--- Begin Records for processing ---

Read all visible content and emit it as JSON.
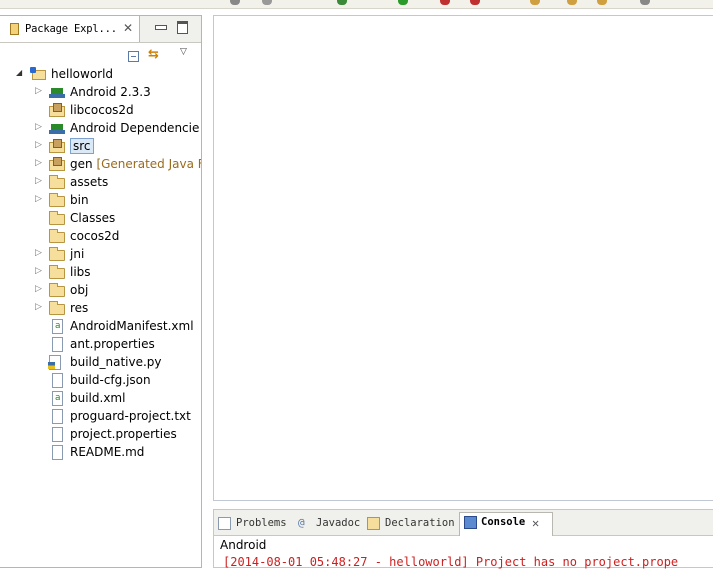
{
  "package_explorer": {
    "tab_title": "Package Expl...",
    "tree": [
      {
        "label": "helloworld",
        "decoration": "",
        "icon": "project-icon",
        "toggle": "expanded",
        "indent": 0
      },
      {
        "label": "Android 2.3.3",
        "decoration": "",
        "icon": "library-icon",
        "toggle": "collapsed",
        "indent": 1
      },
      {
        "label": "libcocos2d",
        "decoration": "",
        "icon": "package-folder-icon",
        "toggle": "none",
        "indent": 1
      },
      {
        "label": "Android Dependencie",
        "decoration": "",
        "icon": "library-icon",
        "toggle": "collapsed",
        "indent": 1
      },
      {
        "label": "src",
        "decoration": "",
        "icon": "source-folder-icon",
        "toggle": "collapsed",
        "indent": 1,
        "selected": true
      },
      {
        "label": "gen",
        "decoration": "[Generated Java F",
        "icon": "source-folder-icon",
        "toggle": "collapsed",
        "indent": 1
      },
      {
        "label": "assets",
        "decoration": "",
        "icon": "folder-icon",
        "toggle": "collapsed",
        "indent": 1
      },
      {
        "label": "bin",
        "decoration": "",
        "icon": "folder-icon",
        "toggle": "collapsed",
        "indent": 1
      },
      {
        "label": "Classes",
        "decoration": "",
        "icon": "folder-icon",
        "toggle": "none",
        "indent": 1
      },
      {
        "label": "cocos2d",
        "decoration": "",
        "icon": "folder-icon",
        "toggle": "none",
        "indent": 1
      },
      {
        "label": "jni",
        "decoration": "",
        "icon": "folder-icon",
        "toggle": "collapsed",
        "indent": 1
      },
      {
        "label": "libs",
        "decoration": "",
        "icon": "folder-icon",
        "toggle": "collapsed",
        "indent": 1
      },
      {
        "label": "obj",
        "decoration": "",
        "icon": "folder-icon",
        "toggle": "collapsed",
        "indent": 1
      },
      {
        "label": "res",
        "decoration": "",
        "icon": "folder-icon",
        "toggle": "collapsed",
        "indent": 1
      },
      {
        "label": "AndroidManifest.xml",
        "decoration": "",
        "icon": "xml-file-icon",
        "toggle": "none",
        "indent": 1
      },
      {
        "label": "ant.properties",
        "decoration": "",
        "icon": "file-icon",
        "toggle": "none",
        "indent": 1
      },
      {
        "label": "build_native.py",
        "decoration": "",
        "icon": "python-file-icon",
        "toggle": "none",
        "indent": 1
      },
      {
        "label": "build-cfg.json",
        "decoration": "",
        "icon": "file-icon",
        "toggle": "none",
        "indent": 1
      },
      {
        "label": "build.xml",
        "decoration": "",
        "icon": "xml-file-icon",
        "toggle": "none",
        "indent": 1
      },
      {
        "label": "proguard-project.txt",
        "decoration": "",
        "icon": "file-icon",
        "toggle": "none",
        "indent": 1
      },
      {
        "label": "project.properties",
        "decoration": "",
        "icon": "file-icon",
        "toggle": "none",
        "indent": 1
      },
      {
        "label": "README.md",
        "decoration": "",
        "icon": "file-icon",
        "toggle": "none",
        "indent": 1
      }
    ]
  },
  "bottom_panel": {
    "tabs": [
      {
        "label": "Problems",
        "icon": "problems-icon"
      },
      {
        "label": "Javadoc",
        "icon": "javadoc-icon"
      },
      {
        "label": "Declaration",
        "icon": "declaration-icon"
      },
      {
        "label": "Console",
        "icon": "console-icon",
        "active": true
      }
    ],
    "console_name": "Android",
    "console_line": "[2014-08-01 05:48:27 - helloworld] Project has no project.prope"
  }
}
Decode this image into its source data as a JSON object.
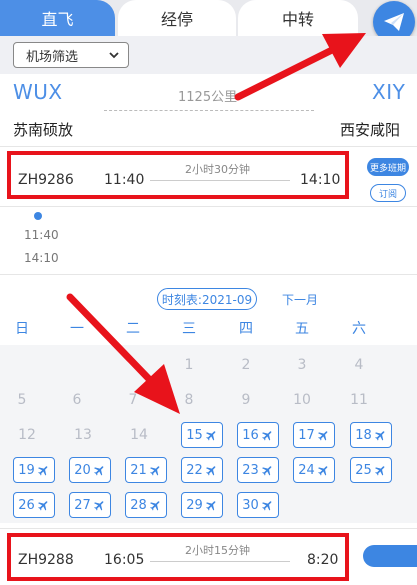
{
  "tabs": [
    {
      "label": "直飞"
    },
    {
      "label": "经停"
    },
    {
      "label": "中转"
    }
  ],
  "filter": {
    "label": "机场筛选"
  },
  "route": {
    "from_code": "WUX",
    "to_code": "XIY",
    "distance": "1125公里",
    "from_airport": "苏南硕放",
    "to_airport": "西安咸阳"
  },
  "flights": [
    {
      "no": "ZH9286",
      "dep": "11:40",
      "duration": "2小时30分钟",
      "arr": "14:10"
    },
    {
      "no": "ZH9288",
      "dep": "16:05",
      "duration": "2小时15分钟",
      "arr": "8:20"
    }
  ],
  "actions": {
    "more_label": "更多班期",
    "book_label": "订阅"
  },
  "timeline": {
    "t1": "11:40",
    "t2": "14:10"
  },
  "calendar": {
    "month_label": "时刻表:2021-09",
    "next_label": "下一月",
    "weekdays": [
      "日",
      "一",
      "二",
      "三",
      "四",
      "五",
      "六"
    ],
    "inactive_days": [
      "1",
      "2",
      "3",
      "4",
      "5",
      "6",
      "7",
      "8",
      "9",
      "10",
      "11",
      "12",
      "13",
      "14"
    ],
    "flight_days": [
      "15",
      "16",
      "17",
      "18",
      "19",
      "20",
      "21",
      "22",
      "23",
      "24",
      "25",
      "26",
      "27",
      "28",
      "29",
      "30"
    ]
  },
  "colors": {
    "accent": "#3d86e2",
    "highlight": "#e8131b"
  }
}
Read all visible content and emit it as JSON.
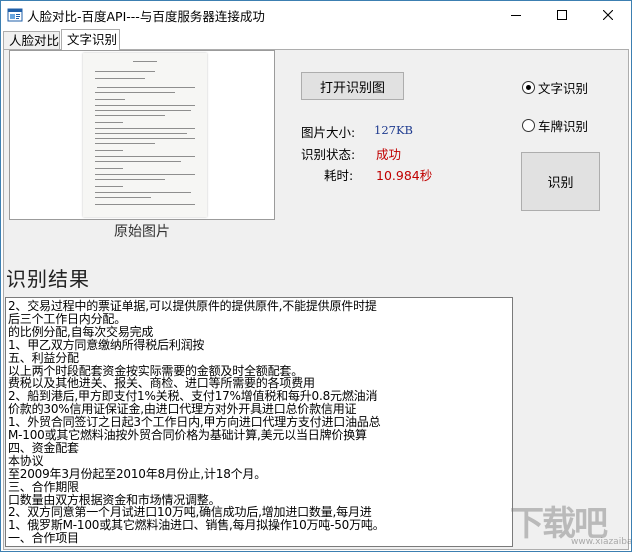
{
  "window": {
    "title": "人脸对比-百度API---与百度服务器连接成功"
  },
  "tabs": [
    {
      "label": "人脸对比",
      "active": false
    },
    {
      "label": "文字识别",
      "active": true
    }
  ],
  "image_panel": {
    "caption": "原始图片"
  },
  "buttons": {
    "open_image": "打开识别图",
    "recognize": "识别"
  },
  "info": {
    "size_label": "图片大小:",
    "size_value": "127KB",
    "status_label": "识别状态:",
    "status_value": "成功",
    "time_label": "耗时:",
    "time_value": "10.984秒"
  },
  "mode": {
    "options": [
      {
        "label": "文字识别",
        "checked": true
      },
      {
        "label": "车牌识别",
        "checked": false
      }
    ]
  },
  "result": {
    "title": "识别结果",
    "lines": [
      "2、交易过程中的票证单据,可以提供原件的提供原件,不能提供原件时提",
      "后三个工作日内分配。",
      "的比例分配,自每次交易完成",
      "1、甲乙双方同意缴纳所得税后利润按",
      "五、利益分配",
      "以上两个时段配套资金按实际需要的金额及时全额配套。",
      "费税以及其他进关、报关、商检、进口等所需要的各项费用",
      "2、船到港后,甲方即支付1%关税、支付17%增值税和每升0.8元燃油消",
      "价款的30%信用证保证金,由进口代理方对外开具进口总价款信用证",
      "1、外贸合同签订之日起3个工作日内,甲方向进口代理方支付进口油品总",
      "M-100或其它燃料油按外贸合同价格为基础计算,美元以当日牌价换算",
      "四、资金配套",
      "本协议",
      "至2009年3月份起至2010年8月份止,计18个月。",
      "三、合作期限",
      "口数量由双方根据资金和市场情况调整。",
      "2、双方同意第一个月试进口10万吨,确信成功后,增加进口数量,每月进",
      "1、俄罗斯M-100或其它燃料油进口、销售,每月拟操作10万吨-50万吨。",
      "一、合作项目"
    ]
  },
  "watermark": {
    "text": "下载吧",
    "sub": "www.xiazaiba.com"
  }
}
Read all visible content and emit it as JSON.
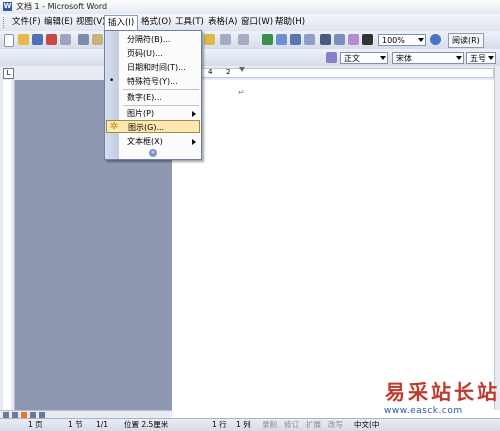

--- End Records for processing ---

Written exercise: Omit the pictures and restate the rest of the records verbatim.

Solved problem:
Read all visible content and emit it as JSON.
{
  "package_explorer": {
    "tab_title": "Package Expl...",
    "tree": [
      {
        "label": "helloworld",
        "decoration": "",
        "icon": "project-icon",
        "toggle": "expanded",
        "indent": 0
      },
      {
        "label": "Android 2.3.3",
        "decoration": "",
        "icon": "library-icon",
        "toggle": "collapsed",
        "indent": 1
      },
      {
        "label": "libcocos2d",
        "decoration": "",
        "icon": "package-folder-icon",
        "toggle": "none",
        "indent": 1
      },
      {
        "label": "Android Dependencie",
        "decoration": "",
        "icon": "library-icon",
        "toggle": "collapsed",
        "indent": 1
      },
      {
        "label": "src",
        "decoration": "",
        "icon": "source-folder-icon",
        "toggle": "collapsed",
        "indent": 1,
        "selected": true
      },
      {
        "label": "gen",
        "decoration": "[Generated Java F",
        "icon": "source-folder-icon",
        "toggle": "collapsed",
        "indent": 1
      },
      {
        "label": "assets",
        "decoration": "",
        "icon": "folder-icon",
        "toggle": "collapsed",
        "indent": 1
      },
      {
        "label": "bin",
        "decoration": "",
        "icon": "folder-icon",
        "toggle": "collapsed",
        "indent": 1
      },
      {
        "label": "Classes",
        "decoration": "",
        "icon": "folder-icon",
        "toggle": "none",
        "indent": 1
      },
      {
        "label": "cocos2d",
        "decoration": "",
        "icon": "folder-icon",
        "toggle": "none",
        "indent": 1
      },
      {
        "label": "jni",
        "decoration": "",
        "icon": "folder-icon",
        "toggle": "collapsed",
        "indent": 1
      },
      {
        "label": "libs",
        "decoration": "",
        "icon": "folder-icon",
        "toggle": "collapsed",
        "indent": 1
      },
      {
        "label": "obj",
        "decoration": "",
        "icon": "folder-icon",
        "toggle": "collapsed",
        "indent": 1
      },
      {
        "label": "res",
        "decoration": "",
        "icon": "folder-icon",
        "toggle": "collapsed",
        "indent": 1
      },
      {
        "label": "AndroidManifest.xml",
        "decoration": "",
        "icon": "xml-file-icon",
        "toggle": "none",
        "indent": 1
      },
      {
        "label": "ant.properties",
        "decoration": "",
        "icon": "file-icon",
        "toggle": "none",
        "indent": 1
      },
      {
        "label": "build_native.py",
        "decoration": "",
        "icon": "python-file-icon",
        "toggle": "none",
        "indent": 1
      },
      {
        "label": "build-cfg.json",
        "decoration": "",
        "icon": "file-icon",
        "toggle": "none",
        "indent": 1
      },
      {
        "label": "build.xml",
        "decoration": "",
        "icon": "xml-file-icon",
        "toggle": "none",
        "indent": 1
      },
      {
        "label": "proguard-project.txt",
        "decoration": "",
        "icon": "file-icon",
        "toggle": "none",
        "indent": 1
      },
      {
        "label": "project.properties",
        "decoration": "",
        "icon": "file-icon",
        "toggle": "none",
        "indent": 1
      },
      {
        "label": "README.md",
        "decoration": "",
        "icon": "file-icon",
        "toggle": "none",
        "indent": 1
      }
    ]
  },
  "bottom_panel": {
    "tabs": [
      {
        "label": "Problems",
        "icon": "problems-icon"
      },
      {
        "label": "Javadoc",
        "icon": "javadoc-icon"
      },
      {
        "label": "Declaration",
        "icon": "declaration-icon"
      },
      {
        "label": "Console",
        "icon": "console-icon",
        "active": true
      }
    ],
    "console_name": "Android",
    "console_line": "[2014-08-01 05:48:27 - helloworld] Project has no project.prope"
  }
}
Decode this image into its source data as a JSON object.
{
  "tabs": [
    {
      "label": "直飞"
    },
    {
      "label": "经停"
    },
    {
      "label": "中转"
    }
  ],
  "filter": {
    "label": "机场筛选"
  },
  "route": {
    "from_code": "WUX",
    "to_code": "XIY",
    "distance": "1125公里",
    "from_airport": "苏南硕放",
    "to_airport": "西安咸阳"
  },
  "flights": [
    {
      "no": "ZH9286",
      "dep": "11:40",
      "duration": "2小时30分钟",
      "arr": "14:10"
    },
    {
      "no": "ZH9288",
      "dep": "16:05",
      "duration": "2小时15分钟",
      "arr": "8:20"
    }
  ],
  "actions": {
    "more_label": "更多班期",
    "book_label": "订阅"
  },
  "timeline": {
    "t1": "11:40",
    "t2": "14:10"
  },
  "calendar": {
    "month_label": "时刻表:2021-09",
    "next_label": "下一月",
    "weekdays": [
      "日",
      "一",
      "二",
      "三",
      "四",
      "五",
      "六"
    ],
    "inactive_days": [
      "1",
      "2",
      "3",
      "4",
      "5",
      "6",
      "7",
      "8",
      "9",
      "10",
      "11",
      "12",
      "13",
      "14"
    ],
    "flight_days": [
      "15",
      "16",
      "17",
      "18",
      "19",
      "20",
      "21",
      "22",
      "23",
      "24",
      "25",
      "26",
      "27",
      "28",
      "29",
      "30"
    ]
  },
  "colors": {
    "accent": "#3d86e2",
    "highlight": "#e8131b"
  }
}
Read all visible content and emit it as JSON.
{
  "window": {
    "title": "人脸对比-百度API---与百度服务器连接成功"
  },
  "tabs": [
    {
      "label": "人脸对比",
      "active": false
    },
    {
      "label": "文字识别",
      "active": true
    }
  ],
  "image_panel": {
    "caption": "原始图片"
  },
  "buttons": {
    "open_image": "打开识别图",
    "recognize": "识别"
  },
  "info": {
    "size_label": "图片大小:",
    "size_value": "127KB",
    "status_label": "识别状态:",
    "status_value": "成功",
    "time_label": "耗时:",
    "time_value": "10.984秒"
  },
  "mode": {
    "options": [
      {
        "label": "文字识别",
        "checked": true
      },
      {
        "label": "车牌识别",
        "checked": false
      }
    ]
  },
  "result": {
    "title": "识别结果",
    "lines": [
      "2、交易过程中的票证单据,可以提供原件的提供原件,不能提供原件时提",
      "后三个工作日内分配。",
      "的比例分配,自每次交易完成",
      "1、甲乙双方同意缴纳所得税后利润按",
      "五、利益分配",
      "以上两个时段配套资金按实际需要的金额及时全额配套。",
      "费税以及其他进关、报关、商检、进口等所需要的各项费用",
      "2、船到港后,甲方即支付1%关税、支付17%增值税和每升0.8元燃油消",
      "价款的30%信用证保证金,由进口代理方对外开具进口总价款信用证",
      "1、外贸合同签订之日起3个工作日内,甲方向进口代理方支付进口油品总",
      "M-100或其它燃料油按外贸合同价格为基础计算,美元以当日牌价换算",
      "四、资金配套",
      "本协议",
      "至2009年3月份起至2010年8月份止,计18个月。",
      "三、合作期限",
      "口数量由双方根据资金和市场情况调整。",
      "2、双方同意第一个月试进口10万吨,确信成功后,增加进口数量,每月进",
      "1、俄罗斯M-100或其它燃料油进口、销售,每月拟操作10万吨-50万吨。",
      "一、合作项目"
    ]
  },
  "watermark": {
    "text": "下载吧",
    "sub": "www.xiazaiba.com"
  }
}
Read all visible content and emit it as JSON.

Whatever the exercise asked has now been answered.